Data for this exercise:
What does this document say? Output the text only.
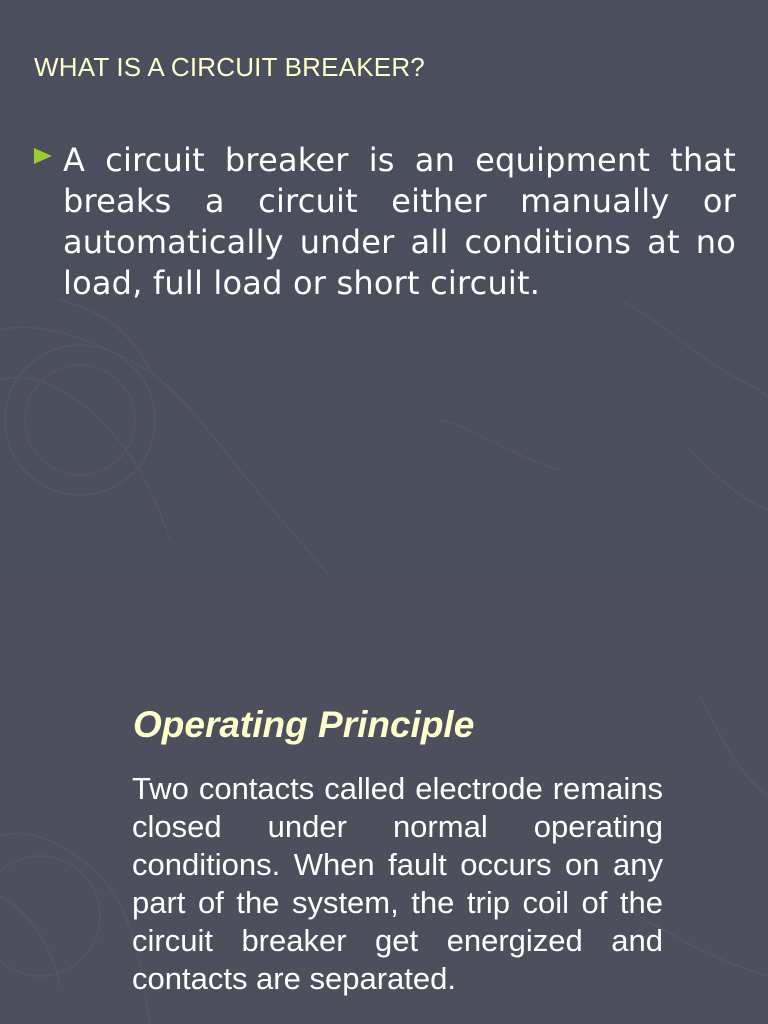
WHAT IS A CIRCUIT BREAKER?
A circuit breaker is an equipment that breaks a circuit either manually or automatically under all conditions at no load, full load or short circuit.
Operating Principle
Two contacts called electrode remains closed under normal operating conditions. When fault occurs on any part of the system, the trip coil of the circuit breaker get energized and contacts are separated.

Exercise aim:
Without the pictures, write out all of the material exactly.

Result of the exercise:
What does this document say? Output the text only.
WHAT IS A CIRCUIT BREAKER?
A circuit breaker is an equipment that breaks a circuit either manually or automatically under all conditions at no load, full load or short circuit.
Operating Principle
Two contacts called electrode remains closed under normal operating conditions. When fault occurs on any part of the system, the trip coil of the circuit breaker get energized and contacts are separated.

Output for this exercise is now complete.